[Record excerpts]
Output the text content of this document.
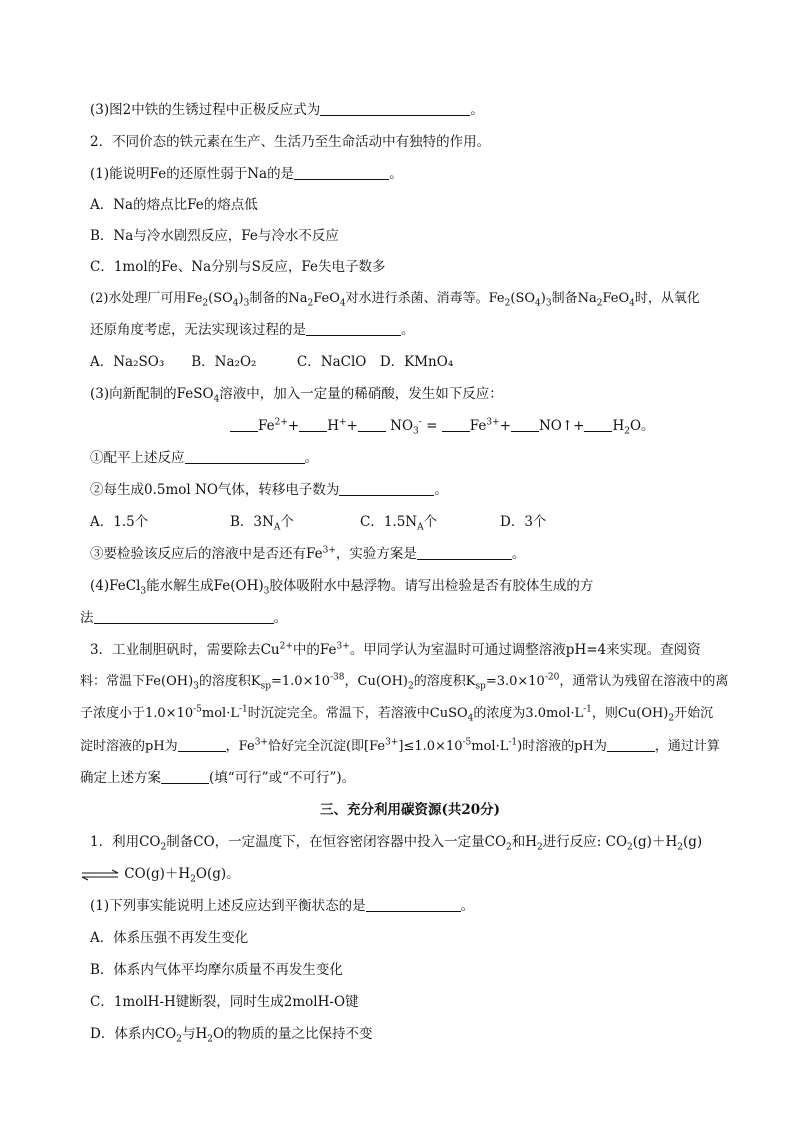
(3)图2中铁的生锈过程中正极反应式为	。
2．不同价态的铁元素在生产、生活乃至生命活动中有独特的作用。
(1)能说明Fe的还原性弱于Na的是	。
A．Na的熔点比Fe的熔点低
B．Na与冷水剧烈反应，Fe与冷水不反应
C．1mol的Fe、Na分别与S反应，Fe失电子数多
(2)水处理厂可用$Fe_2(SO_4)_3$制备的$Na_2FeO_4$对水进行杀菌、消毒等。$Fe_2(SO_4)_3$制备$Na_2FeO_4$时，从氧化
还原角度考虑，无法实现该过程的是	。
A．Na₂SO₃　　B．Na₂O₂　　　C．NaClO　D．KMnO₄
(3)向新配制的FeSO$_4$溶液中，加入一定量的稀硝酸，发生如下反应：
$Fe^{2+}+ H^++ NO_3^- = Fe^{3+}+$ NO↑+ $H_2O$。
①配平上述反应	。
②每生成0.5mol NO气体，转移电子数为	。
A．1.5个	B．$3N_A$个	C．$1.5N_A$个	D．3个
③要检验该反应后的溶液中是否还有$Fe^{3+}$，实验方案是	。
(4)FeCl$_3$能水解生成$Fe(OH)_3$胶体吸附水中悬浮物。请写出检验是否有胶体生成的方
法	。
3．工业制胆矾时，需要除去$Cu^{2+}$中的$Fe^{3+}$。甲同学认为室温时可通过调整溶液pH=4来实现。查阅资
料：常温下$Fe(OH)_3$的溶度积$K_{sp}=1.0\times 10^{-38}$，$Cu(OH)_2$的溶度积$K_{sp}=3.0\times 10^{-20}$，通常认为残留在溶液中的离
子浓度小于$1.0\times 10^{-5}mol\cdot L^{-1}$时沉淀完全。常温下，若溶液中CuSO$_4$的浓度为$3.0mol\cdot L^{-1}$，则$Cu(OH)_2$开始沉
淀时溶液的pH为	，$Fe^{3+}$恰好完全沉淀(即$[Fe^{3+}]\le 1.0\times 10^{-5}mol\cdot L^{-1}$)时溶液的pH为	，通过计算
确定上述方案	(填“可行”或“不可行”)。
三、充分利用碳资源(共20分)
1．利用$CO_2$制备CO，一定温度下，在恒容密闭容器中投入一定量$CO_2$和$H_2$进行反应: $CO_2(g)+H_2(g)$
⇌ $CO(g)+H_2O(g)$。
(1)下列事实能说明上述反应达到平衡状态的是	。
A．体系压强不再发生变化
B．体系内气体平均摩尔质量不再发生变化
C．1molH-H键断裂，同时生成2molH-O键
D．体系内$CO_2$与$H_2O$的物质的量之比保持不变
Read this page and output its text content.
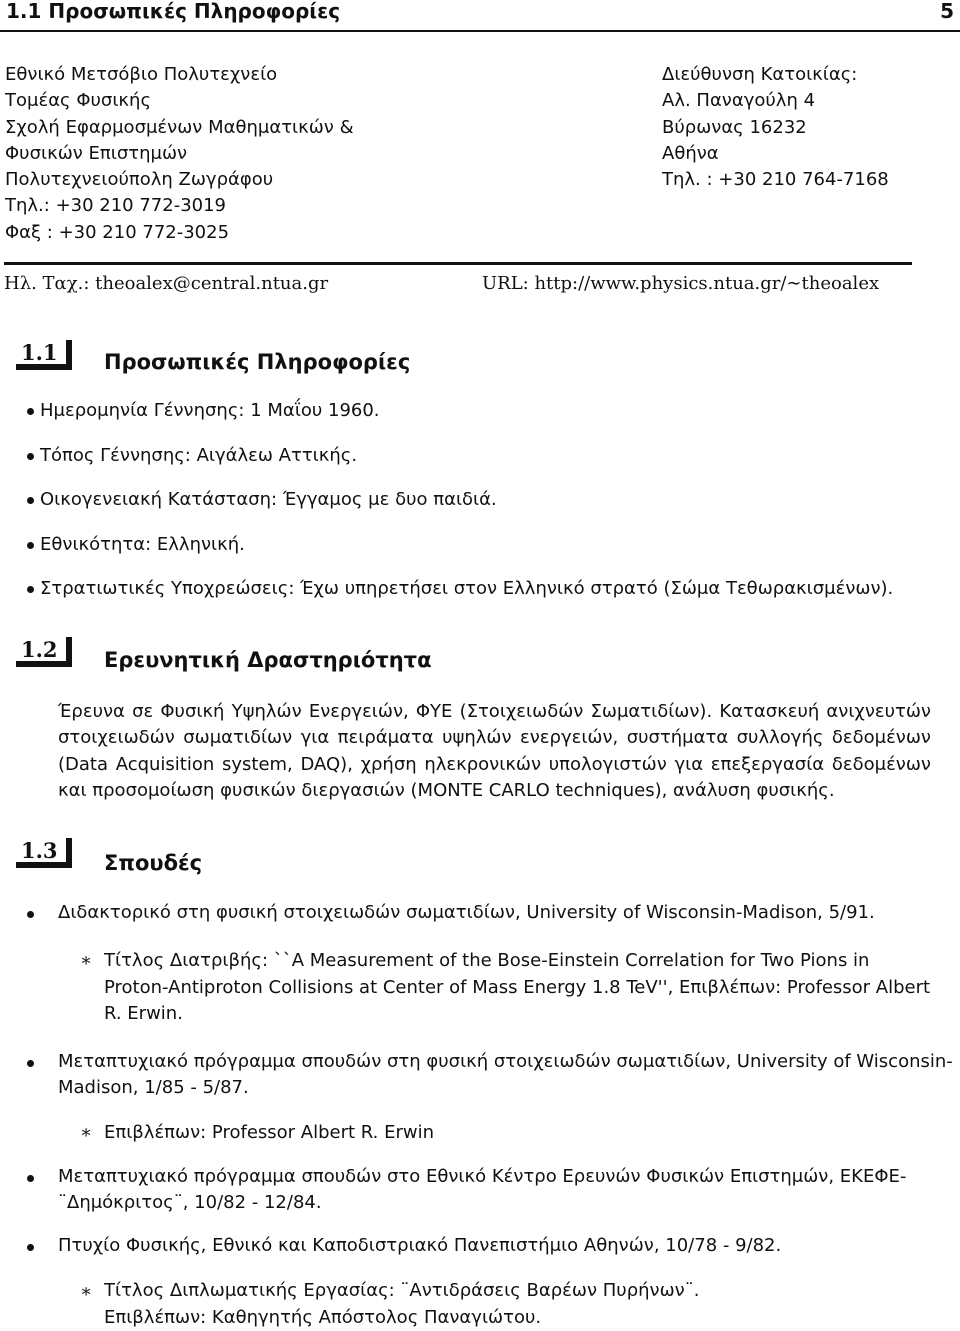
1.1 Προσωπικές Πληροφορίες	5
Εθνικό Μετσόβιο Πολυτεχνείο
Τομέας Φυσικής
Σχολή Εφαρμοσμένων Μαθηματικών &
Φυσικών Επιστημών
Πολυτεχνειούπολη Ζωγράφου
Τηλ.: +30 210 772-3019
Φαξ : +30 210 772-3025
Διεύθυνση Κατοικίας:
Αλ. Παναγούλη 4
Βύρωνας 16232
Αθήνα
Τηλ. : +30 210 764-7168
Ηλ. Ταχ.: theoalex@central.ntua.gr	URL: http://www.physics.ntua.gr/∼theoalex
1.1	Προσωπικές Πληροφορίες
Ημερομηνία Γέννησης: 1 Μαΐου 1960.
Τόπος Γέννησης: Αιγάλεω Αττικής.
Οικογενειακή Κατάσταση: Έγγαμος με δυο παιδιά.
Εθνικότητα: Ελληνική.
Στρατιωτικές Υποχρεώσεις: Έχω υπηρετήσει στον Ελληνικό στρατό (Σώμα Τεθωρακισμένων).
1.2	Ερευνητική Δραστηριότητα
Έρευνα σε Φυσική Υψηλών Ενεργειών, ΦΥΕ (Στοιχειωδών Σωματιδίων). Κατασκευή ανιχνευτών στοιχειωδών σωματιδίων για πειράματα υψηλών ενεργειών, συστήματα συλλογής δεδομένων (Data Acquisition system, DAQ), χρήση ηλεκρονικών υπολογιστών για επεξεργασία δεδομένων και προσομοίωση φυσικών διεργασιών (MONTE CARLO techniques), ανάλυση φυσικής.
1.3	Σπουδές
Διδακτορικό στη φυσική στοιχειωδών σωματιδίων, University of Wisconsin-Madison, 5/91.
∗ Τίτλος Διατριβής: ``A Measurement of the Bose-Einstein Correlation for Two Pions in Proton-Antiproton Collisions at Center of Mass Energy 1.8 TeV'', Επιβλέπων: Professor Albert R. Erwin.
Μεταπτυχιακό πρόγραμμα σπουδών στη φυσική στοιχειωδών σωματιδίων, University of Wisconsin-Madison, 1/85 - 5/87.
∗ Επιβλέπων: Professor Albert R. Erwin
Μεταπτυχιακό πρόγραμμα σπουδών στο Εθνικό Κέντρο Ερευνών Φυσικών Επιστημών, ΕΚΕΦΕ-¨Δημόκριτος¨, 10/82 - 12/84.
Πτυχίο Φυσικής, Εθνικό και Καποδιστριακό Πανεπιστήμιο Αθηνών, 10/78 - 9/82.
∗ Τίτλος Διπλωματικής Εργασίας: ¨Αντιδράσεις Βαρέων Πυρήνων¨. Επιβλέπων: Καθηγητής Απόστολος Παναγιώτου.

[Given exercise] Which lines of the data include "this"? Copy each of them.

[The solution]
Output the text content of this document.
Read this page and output its text content.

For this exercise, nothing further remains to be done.